## Supplied records
* * * *
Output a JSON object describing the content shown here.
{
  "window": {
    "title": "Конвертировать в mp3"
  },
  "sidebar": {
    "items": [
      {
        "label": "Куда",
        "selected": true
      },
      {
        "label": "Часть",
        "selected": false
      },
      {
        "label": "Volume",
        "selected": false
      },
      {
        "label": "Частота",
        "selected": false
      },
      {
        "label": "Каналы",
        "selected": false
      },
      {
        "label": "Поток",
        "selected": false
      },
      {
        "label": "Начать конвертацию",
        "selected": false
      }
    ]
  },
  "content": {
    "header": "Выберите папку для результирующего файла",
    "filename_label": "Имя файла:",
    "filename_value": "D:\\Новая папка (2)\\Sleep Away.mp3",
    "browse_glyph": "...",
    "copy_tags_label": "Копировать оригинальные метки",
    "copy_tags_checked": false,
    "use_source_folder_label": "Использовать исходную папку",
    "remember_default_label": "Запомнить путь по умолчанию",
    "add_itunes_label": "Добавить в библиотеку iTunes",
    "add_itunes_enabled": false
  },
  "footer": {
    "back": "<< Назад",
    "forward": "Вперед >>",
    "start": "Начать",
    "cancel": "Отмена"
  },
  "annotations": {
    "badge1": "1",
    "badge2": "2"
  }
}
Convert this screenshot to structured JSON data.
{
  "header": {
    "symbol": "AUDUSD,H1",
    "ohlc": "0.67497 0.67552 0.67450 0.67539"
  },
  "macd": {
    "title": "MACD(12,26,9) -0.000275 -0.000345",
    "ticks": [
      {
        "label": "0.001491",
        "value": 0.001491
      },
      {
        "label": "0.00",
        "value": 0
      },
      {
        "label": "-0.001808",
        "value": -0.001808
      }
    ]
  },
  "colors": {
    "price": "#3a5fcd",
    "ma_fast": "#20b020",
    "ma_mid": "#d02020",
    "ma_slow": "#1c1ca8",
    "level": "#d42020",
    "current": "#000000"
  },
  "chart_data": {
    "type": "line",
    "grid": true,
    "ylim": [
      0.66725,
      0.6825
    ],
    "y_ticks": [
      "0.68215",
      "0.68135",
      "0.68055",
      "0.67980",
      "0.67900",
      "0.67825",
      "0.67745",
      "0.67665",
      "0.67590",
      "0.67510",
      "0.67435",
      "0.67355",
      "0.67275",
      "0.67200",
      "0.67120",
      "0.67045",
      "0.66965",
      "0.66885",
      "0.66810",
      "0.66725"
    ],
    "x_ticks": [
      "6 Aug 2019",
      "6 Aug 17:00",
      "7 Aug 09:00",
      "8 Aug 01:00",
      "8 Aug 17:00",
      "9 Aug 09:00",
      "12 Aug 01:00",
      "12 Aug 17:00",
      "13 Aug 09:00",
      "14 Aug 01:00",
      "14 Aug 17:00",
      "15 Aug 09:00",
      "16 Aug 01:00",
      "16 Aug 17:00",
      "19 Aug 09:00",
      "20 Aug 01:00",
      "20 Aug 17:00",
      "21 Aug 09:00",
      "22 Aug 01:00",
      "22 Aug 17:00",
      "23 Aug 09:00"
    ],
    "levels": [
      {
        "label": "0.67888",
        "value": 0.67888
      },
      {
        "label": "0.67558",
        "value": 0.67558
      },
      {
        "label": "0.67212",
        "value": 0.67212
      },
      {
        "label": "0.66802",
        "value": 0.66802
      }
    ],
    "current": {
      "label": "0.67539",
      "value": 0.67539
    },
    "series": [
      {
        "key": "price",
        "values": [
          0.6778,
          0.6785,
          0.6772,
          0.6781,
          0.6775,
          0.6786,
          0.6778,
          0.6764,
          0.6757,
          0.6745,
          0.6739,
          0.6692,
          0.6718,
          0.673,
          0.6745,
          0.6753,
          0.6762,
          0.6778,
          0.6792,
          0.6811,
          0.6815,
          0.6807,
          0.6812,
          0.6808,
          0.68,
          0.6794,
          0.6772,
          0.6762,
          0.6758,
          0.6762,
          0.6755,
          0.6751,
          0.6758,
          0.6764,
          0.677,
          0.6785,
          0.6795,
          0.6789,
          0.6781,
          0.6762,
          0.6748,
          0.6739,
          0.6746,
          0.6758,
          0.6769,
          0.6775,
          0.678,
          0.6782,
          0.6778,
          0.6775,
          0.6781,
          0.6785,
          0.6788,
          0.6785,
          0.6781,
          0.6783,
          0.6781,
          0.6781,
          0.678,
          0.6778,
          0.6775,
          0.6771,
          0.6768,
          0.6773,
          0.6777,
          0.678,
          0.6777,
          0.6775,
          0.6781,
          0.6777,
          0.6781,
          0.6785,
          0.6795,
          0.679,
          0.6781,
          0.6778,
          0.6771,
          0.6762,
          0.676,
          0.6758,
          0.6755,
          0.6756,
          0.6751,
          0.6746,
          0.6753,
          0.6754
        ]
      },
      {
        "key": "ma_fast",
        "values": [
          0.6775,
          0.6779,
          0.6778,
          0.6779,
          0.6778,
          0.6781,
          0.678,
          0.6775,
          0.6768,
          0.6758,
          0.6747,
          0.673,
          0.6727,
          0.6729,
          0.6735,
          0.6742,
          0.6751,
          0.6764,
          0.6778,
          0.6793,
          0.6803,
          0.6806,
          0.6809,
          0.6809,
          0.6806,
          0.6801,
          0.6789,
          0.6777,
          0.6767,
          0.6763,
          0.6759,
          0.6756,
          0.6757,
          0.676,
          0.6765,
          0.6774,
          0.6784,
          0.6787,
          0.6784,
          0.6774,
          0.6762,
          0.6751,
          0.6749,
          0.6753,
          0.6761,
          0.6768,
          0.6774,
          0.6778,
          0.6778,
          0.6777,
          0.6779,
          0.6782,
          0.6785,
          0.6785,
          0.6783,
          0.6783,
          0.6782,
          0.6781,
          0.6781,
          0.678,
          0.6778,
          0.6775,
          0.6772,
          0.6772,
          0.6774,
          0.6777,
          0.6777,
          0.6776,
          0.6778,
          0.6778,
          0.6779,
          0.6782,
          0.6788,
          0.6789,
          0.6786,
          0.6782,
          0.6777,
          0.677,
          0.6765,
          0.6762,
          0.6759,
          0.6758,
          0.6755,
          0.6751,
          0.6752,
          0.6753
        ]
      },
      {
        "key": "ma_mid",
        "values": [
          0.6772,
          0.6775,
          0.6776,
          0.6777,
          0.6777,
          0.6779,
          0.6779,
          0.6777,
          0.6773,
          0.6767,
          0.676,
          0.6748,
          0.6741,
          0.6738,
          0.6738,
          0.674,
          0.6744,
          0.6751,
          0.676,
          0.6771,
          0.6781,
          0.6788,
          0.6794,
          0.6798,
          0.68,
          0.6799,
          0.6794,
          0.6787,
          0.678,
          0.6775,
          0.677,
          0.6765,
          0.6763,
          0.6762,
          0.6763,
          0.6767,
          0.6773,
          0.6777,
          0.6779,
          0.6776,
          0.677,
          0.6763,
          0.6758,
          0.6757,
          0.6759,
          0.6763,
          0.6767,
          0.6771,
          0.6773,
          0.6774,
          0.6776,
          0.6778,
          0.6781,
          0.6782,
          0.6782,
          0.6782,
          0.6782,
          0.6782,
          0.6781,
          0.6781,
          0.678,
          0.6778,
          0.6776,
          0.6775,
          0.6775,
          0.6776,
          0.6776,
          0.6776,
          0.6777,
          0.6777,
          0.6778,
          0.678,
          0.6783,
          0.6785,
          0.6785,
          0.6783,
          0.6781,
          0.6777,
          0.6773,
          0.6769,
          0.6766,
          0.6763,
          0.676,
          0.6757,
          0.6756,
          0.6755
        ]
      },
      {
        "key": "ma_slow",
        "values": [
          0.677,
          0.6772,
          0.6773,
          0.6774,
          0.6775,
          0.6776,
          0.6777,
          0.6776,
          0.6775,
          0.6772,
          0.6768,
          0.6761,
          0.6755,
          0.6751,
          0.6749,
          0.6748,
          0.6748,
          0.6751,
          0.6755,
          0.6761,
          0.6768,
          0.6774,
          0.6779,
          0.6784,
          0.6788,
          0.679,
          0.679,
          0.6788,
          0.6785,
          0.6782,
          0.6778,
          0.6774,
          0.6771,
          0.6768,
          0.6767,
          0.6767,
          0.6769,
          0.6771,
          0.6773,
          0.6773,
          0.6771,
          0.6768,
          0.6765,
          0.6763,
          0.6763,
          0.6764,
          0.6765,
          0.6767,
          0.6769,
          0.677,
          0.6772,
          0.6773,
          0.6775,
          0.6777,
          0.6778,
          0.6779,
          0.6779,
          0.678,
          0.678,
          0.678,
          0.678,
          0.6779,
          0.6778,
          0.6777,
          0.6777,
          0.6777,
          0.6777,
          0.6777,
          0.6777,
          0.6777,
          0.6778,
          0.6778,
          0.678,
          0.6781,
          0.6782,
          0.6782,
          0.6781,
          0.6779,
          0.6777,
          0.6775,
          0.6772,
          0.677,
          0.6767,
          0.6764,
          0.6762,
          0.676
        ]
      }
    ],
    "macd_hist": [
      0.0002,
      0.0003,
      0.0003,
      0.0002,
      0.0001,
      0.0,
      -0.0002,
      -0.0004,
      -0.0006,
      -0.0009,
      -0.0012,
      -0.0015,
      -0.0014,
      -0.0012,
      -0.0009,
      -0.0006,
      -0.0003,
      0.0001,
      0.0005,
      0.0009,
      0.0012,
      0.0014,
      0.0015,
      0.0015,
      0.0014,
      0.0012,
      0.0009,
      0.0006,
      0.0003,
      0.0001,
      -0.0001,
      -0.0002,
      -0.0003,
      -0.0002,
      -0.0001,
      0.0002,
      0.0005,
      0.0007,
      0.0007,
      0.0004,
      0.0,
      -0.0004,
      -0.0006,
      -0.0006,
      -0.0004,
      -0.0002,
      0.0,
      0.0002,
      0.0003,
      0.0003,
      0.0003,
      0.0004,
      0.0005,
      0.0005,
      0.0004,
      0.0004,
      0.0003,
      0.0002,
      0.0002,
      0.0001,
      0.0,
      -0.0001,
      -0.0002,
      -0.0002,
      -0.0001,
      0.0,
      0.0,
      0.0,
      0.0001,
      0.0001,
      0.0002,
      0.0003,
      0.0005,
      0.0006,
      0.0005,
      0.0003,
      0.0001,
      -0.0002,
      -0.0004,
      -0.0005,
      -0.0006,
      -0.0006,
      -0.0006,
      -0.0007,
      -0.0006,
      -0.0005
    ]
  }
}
* * * *
## Challenge
Locate the lines above that contain "title" and copy them.

## Result for this exercise
    "title": "Конвертировать в mp3"
    "title": "MACD(12,26,9) -0.000275 -0.000345",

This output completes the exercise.